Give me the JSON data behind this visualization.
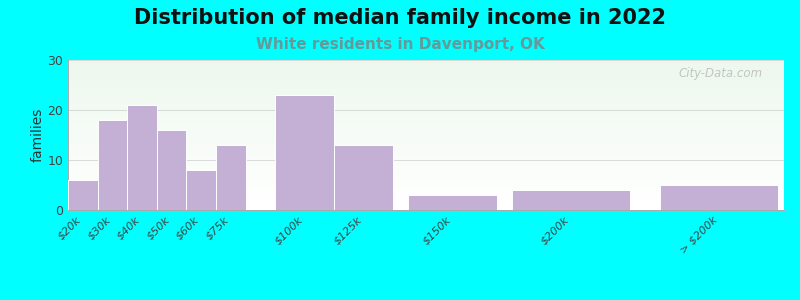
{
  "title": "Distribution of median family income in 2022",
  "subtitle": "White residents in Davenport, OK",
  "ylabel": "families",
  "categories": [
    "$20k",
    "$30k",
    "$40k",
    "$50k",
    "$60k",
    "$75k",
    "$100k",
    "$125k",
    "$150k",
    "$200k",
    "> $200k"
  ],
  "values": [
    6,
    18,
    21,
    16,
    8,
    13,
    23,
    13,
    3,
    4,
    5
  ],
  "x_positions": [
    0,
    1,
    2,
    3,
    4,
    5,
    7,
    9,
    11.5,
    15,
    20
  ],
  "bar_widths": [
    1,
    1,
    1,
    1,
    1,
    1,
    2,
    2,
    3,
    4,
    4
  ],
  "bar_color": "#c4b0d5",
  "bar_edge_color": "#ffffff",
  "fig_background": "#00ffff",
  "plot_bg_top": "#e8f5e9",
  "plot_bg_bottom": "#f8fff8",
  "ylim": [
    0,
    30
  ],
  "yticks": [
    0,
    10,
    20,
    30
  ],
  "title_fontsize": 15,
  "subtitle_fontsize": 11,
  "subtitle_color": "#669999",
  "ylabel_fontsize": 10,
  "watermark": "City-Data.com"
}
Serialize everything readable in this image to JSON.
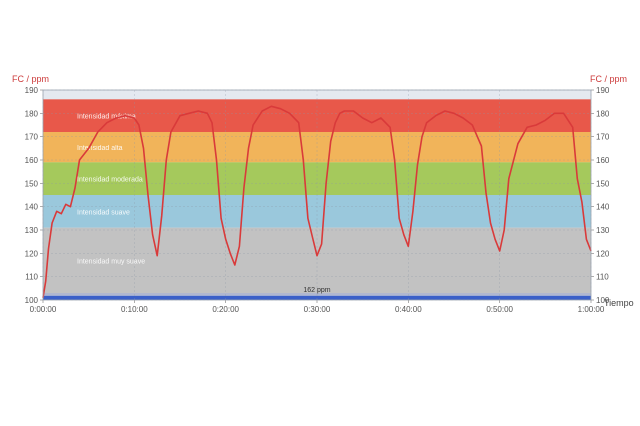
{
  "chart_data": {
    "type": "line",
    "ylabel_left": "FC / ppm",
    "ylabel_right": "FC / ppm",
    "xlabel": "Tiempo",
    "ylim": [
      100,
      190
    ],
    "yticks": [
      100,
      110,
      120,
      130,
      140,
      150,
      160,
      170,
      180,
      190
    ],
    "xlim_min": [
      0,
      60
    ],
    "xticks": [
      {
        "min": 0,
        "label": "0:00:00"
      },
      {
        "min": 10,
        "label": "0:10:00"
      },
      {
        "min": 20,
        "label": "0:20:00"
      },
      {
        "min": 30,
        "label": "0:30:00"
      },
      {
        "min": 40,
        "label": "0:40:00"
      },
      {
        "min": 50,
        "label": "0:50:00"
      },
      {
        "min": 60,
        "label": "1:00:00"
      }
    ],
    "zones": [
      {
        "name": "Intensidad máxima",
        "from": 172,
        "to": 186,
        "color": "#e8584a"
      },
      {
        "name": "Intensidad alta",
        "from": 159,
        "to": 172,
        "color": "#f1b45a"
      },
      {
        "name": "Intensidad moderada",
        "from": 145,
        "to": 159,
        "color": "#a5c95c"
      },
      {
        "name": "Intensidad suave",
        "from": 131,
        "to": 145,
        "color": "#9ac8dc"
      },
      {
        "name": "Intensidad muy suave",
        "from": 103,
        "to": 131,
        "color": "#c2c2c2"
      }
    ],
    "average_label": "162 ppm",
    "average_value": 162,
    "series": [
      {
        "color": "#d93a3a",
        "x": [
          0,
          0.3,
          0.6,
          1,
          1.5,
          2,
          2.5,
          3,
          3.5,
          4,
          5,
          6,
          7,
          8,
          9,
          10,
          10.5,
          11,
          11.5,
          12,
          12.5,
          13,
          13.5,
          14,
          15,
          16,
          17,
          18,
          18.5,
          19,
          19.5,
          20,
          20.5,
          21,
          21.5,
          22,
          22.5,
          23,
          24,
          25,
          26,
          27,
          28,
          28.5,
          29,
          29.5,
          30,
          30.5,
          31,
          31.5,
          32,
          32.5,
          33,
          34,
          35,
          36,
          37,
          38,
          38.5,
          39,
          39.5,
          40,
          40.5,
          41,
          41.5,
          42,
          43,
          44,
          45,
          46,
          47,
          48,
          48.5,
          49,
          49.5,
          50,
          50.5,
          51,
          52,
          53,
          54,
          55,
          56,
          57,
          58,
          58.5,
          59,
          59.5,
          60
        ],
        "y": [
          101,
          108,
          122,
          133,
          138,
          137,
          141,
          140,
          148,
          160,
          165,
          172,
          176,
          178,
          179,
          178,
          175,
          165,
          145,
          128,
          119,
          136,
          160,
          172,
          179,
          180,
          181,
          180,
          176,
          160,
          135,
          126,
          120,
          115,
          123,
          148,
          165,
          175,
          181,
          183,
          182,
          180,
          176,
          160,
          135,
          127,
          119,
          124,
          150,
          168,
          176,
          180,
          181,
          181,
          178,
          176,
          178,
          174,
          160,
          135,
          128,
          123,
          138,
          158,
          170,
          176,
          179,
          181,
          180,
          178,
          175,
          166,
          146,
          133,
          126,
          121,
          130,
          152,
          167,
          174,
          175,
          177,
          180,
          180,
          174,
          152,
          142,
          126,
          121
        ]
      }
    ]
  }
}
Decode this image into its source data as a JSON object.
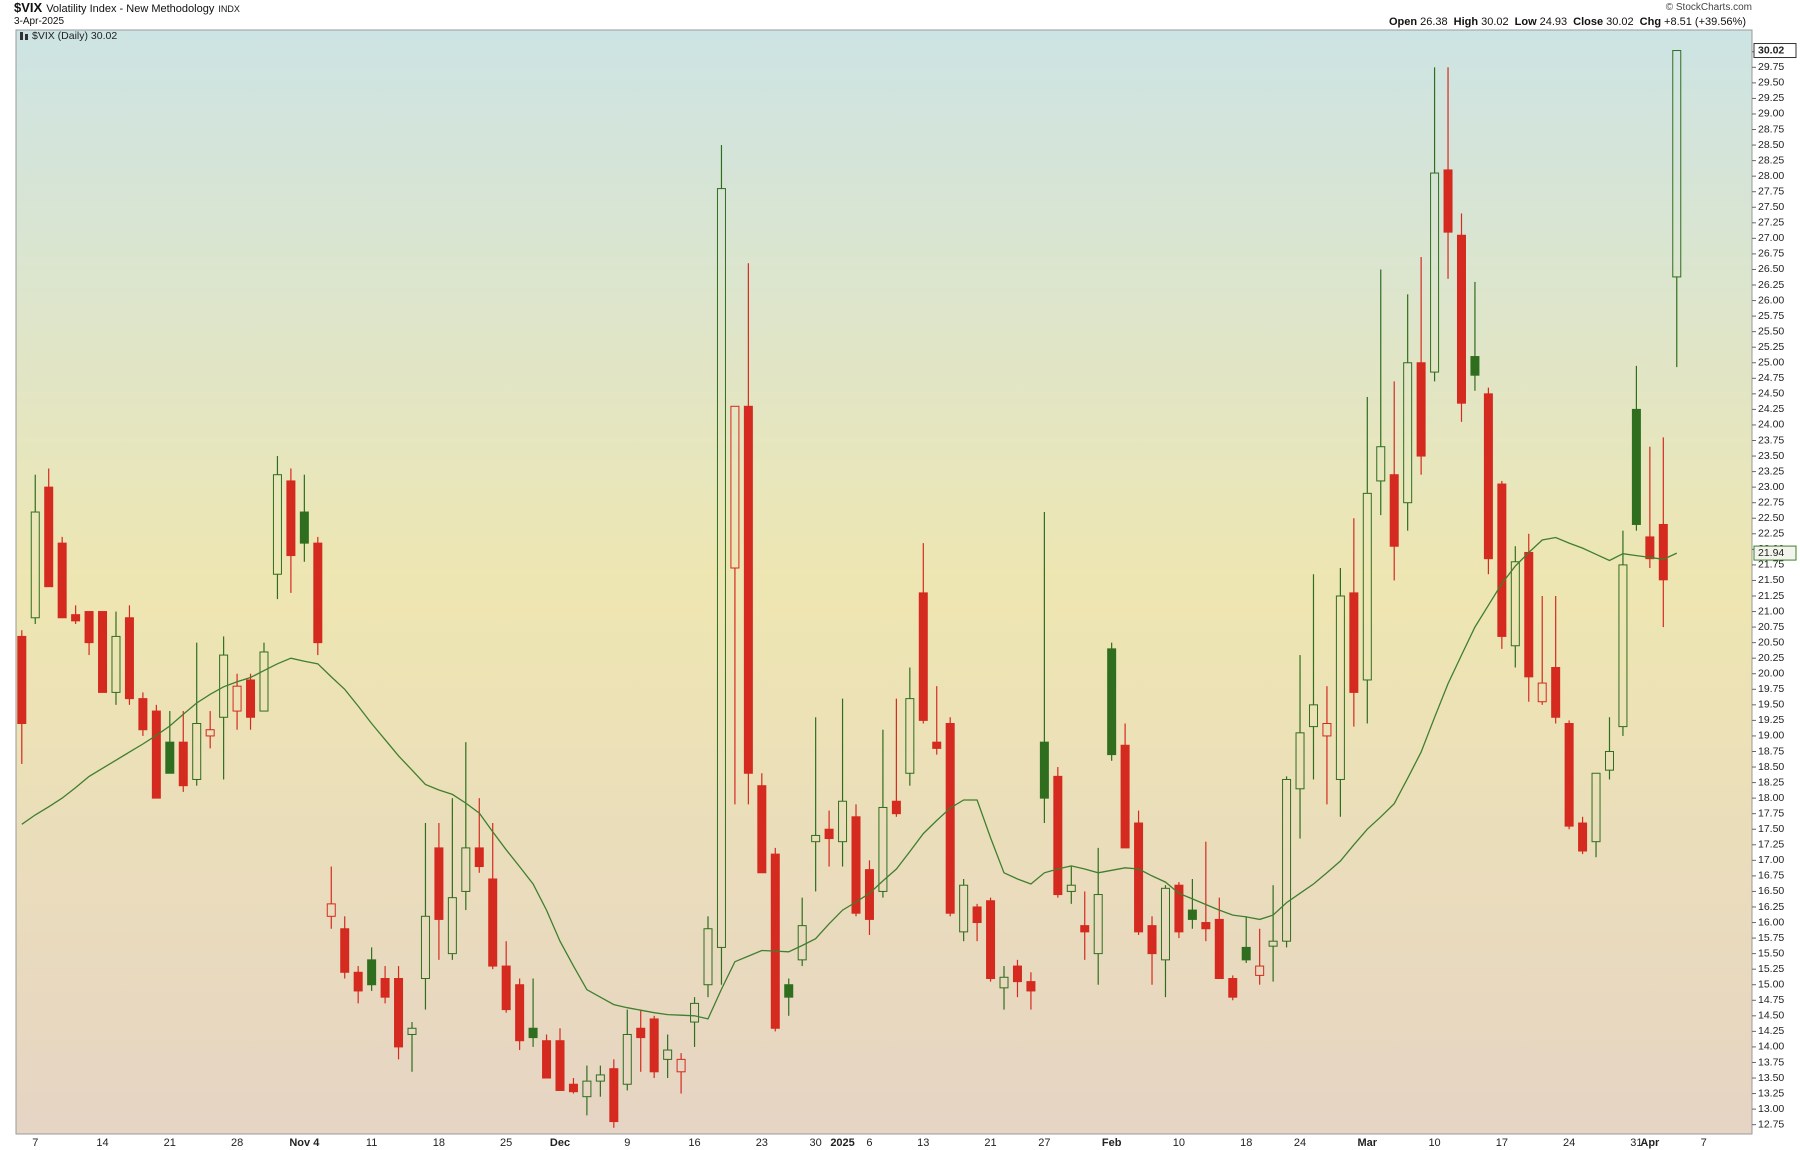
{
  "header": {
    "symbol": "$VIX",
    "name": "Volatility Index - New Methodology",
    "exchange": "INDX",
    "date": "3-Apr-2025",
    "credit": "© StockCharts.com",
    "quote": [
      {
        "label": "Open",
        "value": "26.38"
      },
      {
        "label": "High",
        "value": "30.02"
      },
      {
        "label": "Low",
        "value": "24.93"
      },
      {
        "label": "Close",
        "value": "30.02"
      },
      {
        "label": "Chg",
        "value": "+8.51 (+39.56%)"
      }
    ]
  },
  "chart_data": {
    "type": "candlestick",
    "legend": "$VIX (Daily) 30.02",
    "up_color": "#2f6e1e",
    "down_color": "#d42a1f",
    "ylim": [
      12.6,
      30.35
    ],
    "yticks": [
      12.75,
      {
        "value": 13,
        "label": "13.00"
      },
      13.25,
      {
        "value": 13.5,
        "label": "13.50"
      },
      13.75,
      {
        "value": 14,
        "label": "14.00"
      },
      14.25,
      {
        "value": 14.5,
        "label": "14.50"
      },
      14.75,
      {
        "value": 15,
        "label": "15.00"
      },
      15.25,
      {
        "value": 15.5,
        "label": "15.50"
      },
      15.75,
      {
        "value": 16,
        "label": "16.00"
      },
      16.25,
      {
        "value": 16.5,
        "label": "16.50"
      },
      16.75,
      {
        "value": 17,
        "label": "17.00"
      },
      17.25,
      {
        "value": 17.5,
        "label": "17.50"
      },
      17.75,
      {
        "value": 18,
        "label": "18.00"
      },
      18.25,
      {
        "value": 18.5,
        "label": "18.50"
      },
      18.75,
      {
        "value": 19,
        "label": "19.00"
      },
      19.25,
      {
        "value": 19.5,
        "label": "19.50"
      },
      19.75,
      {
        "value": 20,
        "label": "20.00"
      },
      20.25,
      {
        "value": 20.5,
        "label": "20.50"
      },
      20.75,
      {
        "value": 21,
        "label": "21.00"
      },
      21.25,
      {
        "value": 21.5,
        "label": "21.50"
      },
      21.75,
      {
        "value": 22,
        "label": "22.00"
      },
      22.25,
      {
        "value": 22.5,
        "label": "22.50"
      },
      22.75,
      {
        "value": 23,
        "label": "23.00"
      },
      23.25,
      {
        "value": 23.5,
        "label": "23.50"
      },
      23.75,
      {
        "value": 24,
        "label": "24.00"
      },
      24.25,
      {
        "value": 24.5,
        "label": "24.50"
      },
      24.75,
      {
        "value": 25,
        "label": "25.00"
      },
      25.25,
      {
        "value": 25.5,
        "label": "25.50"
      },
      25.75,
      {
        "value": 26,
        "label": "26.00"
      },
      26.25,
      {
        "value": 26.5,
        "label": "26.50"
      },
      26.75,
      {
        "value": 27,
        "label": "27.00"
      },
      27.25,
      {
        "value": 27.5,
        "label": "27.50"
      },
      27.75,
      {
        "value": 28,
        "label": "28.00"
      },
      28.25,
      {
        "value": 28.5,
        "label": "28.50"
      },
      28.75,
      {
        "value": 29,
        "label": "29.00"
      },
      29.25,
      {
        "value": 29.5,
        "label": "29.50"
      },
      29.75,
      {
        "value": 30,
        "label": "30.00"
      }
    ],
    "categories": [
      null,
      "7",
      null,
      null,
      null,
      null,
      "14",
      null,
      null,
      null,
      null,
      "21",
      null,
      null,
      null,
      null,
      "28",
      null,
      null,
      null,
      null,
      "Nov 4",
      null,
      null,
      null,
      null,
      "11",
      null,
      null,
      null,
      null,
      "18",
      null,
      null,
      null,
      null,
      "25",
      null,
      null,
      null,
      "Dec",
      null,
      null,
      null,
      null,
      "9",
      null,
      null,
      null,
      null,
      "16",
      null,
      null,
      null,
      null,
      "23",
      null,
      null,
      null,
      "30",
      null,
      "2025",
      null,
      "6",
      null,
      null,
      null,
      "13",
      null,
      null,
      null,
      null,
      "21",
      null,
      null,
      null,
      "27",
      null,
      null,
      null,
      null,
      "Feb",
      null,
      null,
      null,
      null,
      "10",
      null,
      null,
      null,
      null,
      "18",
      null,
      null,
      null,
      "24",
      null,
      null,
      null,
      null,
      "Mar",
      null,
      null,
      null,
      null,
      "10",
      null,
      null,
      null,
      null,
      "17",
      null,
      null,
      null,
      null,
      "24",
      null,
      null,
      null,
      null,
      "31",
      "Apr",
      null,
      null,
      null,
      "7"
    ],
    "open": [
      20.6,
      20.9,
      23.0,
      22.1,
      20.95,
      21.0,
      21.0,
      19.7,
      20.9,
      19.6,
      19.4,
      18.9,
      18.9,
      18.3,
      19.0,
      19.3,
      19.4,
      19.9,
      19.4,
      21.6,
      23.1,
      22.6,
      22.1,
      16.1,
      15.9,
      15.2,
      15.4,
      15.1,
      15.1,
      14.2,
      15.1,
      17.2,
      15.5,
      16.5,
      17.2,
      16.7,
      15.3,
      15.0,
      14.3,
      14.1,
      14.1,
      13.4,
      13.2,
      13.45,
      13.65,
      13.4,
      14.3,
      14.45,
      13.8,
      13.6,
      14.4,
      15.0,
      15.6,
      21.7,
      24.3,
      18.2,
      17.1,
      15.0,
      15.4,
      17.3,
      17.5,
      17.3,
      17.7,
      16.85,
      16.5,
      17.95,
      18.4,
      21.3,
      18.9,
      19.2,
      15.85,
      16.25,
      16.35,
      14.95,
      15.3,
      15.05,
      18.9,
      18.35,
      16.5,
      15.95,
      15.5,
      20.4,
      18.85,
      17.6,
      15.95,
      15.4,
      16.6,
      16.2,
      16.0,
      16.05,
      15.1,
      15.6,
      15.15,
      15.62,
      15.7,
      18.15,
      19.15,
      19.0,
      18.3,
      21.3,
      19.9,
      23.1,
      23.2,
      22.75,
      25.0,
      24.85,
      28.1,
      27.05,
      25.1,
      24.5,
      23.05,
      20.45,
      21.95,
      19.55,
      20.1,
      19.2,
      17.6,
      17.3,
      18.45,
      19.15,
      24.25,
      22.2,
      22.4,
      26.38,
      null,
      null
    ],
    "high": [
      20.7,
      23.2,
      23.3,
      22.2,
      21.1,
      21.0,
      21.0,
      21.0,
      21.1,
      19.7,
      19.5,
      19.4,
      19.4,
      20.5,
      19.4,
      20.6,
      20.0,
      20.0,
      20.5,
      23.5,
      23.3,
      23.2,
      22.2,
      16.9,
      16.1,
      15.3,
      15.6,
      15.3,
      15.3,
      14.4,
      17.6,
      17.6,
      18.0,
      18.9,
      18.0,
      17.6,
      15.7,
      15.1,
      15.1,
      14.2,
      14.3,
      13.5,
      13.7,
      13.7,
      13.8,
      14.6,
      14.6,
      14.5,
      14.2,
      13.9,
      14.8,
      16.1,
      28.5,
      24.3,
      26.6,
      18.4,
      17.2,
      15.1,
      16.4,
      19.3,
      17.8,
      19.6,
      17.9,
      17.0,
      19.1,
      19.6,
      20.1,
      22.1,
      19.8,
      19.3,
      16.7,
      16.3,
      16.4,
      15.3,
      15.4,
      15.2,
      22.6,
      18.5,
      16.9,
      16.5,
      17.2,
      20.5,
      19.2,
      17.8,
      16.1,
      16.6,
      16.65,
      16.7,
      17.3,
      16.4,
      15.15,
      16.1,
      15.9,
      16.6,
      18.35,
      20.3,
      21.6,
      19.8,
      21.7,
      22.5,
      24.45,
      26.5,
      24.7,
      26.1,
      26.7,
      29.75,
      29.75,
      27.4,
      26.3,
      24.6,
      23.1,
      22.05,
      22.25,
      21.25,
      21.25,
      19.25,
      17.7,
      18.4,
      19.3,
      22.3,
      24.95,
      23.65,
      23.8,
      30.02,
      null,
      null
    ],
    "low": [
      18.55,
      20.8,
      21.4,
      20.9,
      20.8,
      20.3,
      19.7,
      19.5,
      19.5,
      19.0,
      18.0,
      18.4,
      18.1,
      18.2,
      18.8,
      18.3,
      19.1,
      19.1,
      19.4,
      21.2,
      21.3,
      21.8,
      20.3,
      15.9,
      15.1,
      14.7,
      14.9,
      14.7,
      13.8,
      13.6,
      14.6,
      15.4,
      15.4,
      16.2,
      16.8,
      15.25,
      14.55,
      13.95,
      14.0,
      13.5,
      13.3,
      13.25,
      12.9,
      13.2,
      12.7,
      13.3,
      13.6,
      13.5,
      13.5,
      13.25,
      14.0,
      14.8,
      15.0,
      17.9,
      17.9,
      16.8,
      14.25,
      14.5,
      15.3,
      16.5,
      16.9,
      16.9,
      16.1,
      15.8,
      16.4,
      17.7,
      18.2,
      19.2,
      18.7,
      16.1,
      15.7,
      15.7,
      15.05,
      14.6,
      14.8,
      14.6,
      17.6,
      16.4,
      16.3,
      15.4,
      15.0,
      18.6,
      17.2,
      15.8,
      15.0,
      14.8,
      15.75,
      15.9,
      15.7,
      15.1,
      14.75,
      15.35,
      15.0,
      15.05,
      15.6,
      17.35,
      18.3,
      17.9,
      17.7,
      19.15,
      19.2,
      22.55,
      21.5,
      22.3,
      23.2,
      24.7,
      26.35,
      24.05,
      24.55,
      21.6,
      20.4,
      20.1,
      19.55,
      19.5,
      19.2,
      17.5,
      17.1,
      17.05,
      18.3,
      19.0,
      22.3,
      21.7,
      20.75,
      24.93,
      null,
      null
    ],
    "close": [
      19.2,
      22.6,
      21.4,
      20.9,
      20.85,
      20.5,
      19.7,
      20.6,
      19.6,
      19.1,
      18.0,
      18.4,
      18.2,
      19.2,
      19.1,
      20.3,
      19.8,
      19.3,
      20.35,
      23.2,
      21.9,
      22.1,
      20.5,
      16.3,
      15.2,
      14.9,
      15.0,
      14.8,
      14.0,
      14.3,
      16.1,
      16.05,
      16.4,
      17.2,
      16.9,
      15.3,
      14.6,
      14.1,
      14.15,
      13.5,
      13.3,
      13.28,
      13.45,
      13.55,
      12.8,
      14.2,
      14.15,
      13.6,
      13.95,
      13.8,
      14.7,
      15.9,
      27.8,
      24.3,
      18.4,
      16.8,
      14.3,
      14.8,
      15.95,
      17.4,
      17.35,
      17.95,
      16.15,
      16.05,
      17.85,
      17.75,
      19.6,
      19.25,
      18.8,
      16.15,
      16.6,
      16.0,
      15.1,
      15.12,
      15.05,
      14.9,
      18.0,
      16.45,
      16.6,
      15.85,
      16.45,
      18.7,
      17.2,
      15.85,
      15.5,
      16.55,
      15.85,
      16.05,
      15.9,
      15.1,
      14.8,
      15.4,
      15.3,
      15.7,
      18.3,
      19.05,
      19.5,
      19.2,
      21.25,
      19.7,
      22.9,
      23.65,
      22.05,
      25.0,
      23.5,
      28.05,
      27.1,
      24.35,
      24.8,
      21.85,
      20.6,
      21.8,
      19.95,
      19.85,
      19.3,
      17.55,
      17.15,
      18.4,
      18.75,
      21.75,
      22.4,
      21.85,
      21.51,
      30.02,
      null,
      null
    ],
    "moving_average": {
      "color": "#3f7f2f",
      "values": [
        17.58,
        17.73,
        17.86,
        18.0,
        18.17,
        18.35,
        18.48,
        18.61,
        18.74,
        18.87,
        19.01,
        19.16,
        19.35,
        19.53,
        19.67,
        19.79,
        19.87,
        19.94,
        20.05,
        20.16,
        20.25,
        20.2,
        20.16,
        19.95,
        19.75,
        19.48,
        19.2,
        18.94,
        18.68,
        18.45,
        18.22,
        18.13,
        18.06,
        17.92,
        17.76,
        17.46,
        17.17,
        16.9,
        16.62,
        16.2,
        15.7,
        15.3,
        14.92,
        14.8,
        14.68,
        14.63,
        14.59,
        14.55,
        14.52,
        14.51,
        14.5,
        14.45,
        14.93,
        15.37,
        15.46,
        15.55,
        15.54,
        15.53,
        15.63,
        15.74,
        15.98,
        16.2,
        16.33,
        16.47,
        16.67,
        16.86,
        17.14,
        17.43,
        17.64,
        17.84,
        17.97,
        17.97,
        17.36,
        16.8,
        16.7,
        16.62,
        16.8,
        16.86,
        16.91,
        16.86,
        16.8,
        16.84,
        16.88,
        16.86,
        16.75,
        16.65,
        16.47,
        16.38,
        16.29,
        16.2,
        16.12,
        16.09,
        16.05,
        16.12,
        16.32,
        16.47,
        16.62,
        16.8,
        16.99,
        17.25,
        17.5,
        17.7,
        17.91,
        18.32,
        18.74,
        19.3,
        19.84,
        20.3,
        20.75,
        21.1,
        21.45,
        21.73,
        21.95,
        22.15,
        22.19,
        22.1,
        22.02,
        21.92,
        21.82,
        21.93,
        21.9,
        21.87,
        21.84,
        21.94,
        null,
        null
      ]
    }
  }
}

→ **Exercise objective**: Copy each line holding the word "JSON" from the listing above.

→ **Reply**:
Give me the JSON data behind this visualization.
Serialize everything readable in this image to JSON.
Decode this image into its source data as a JSON object.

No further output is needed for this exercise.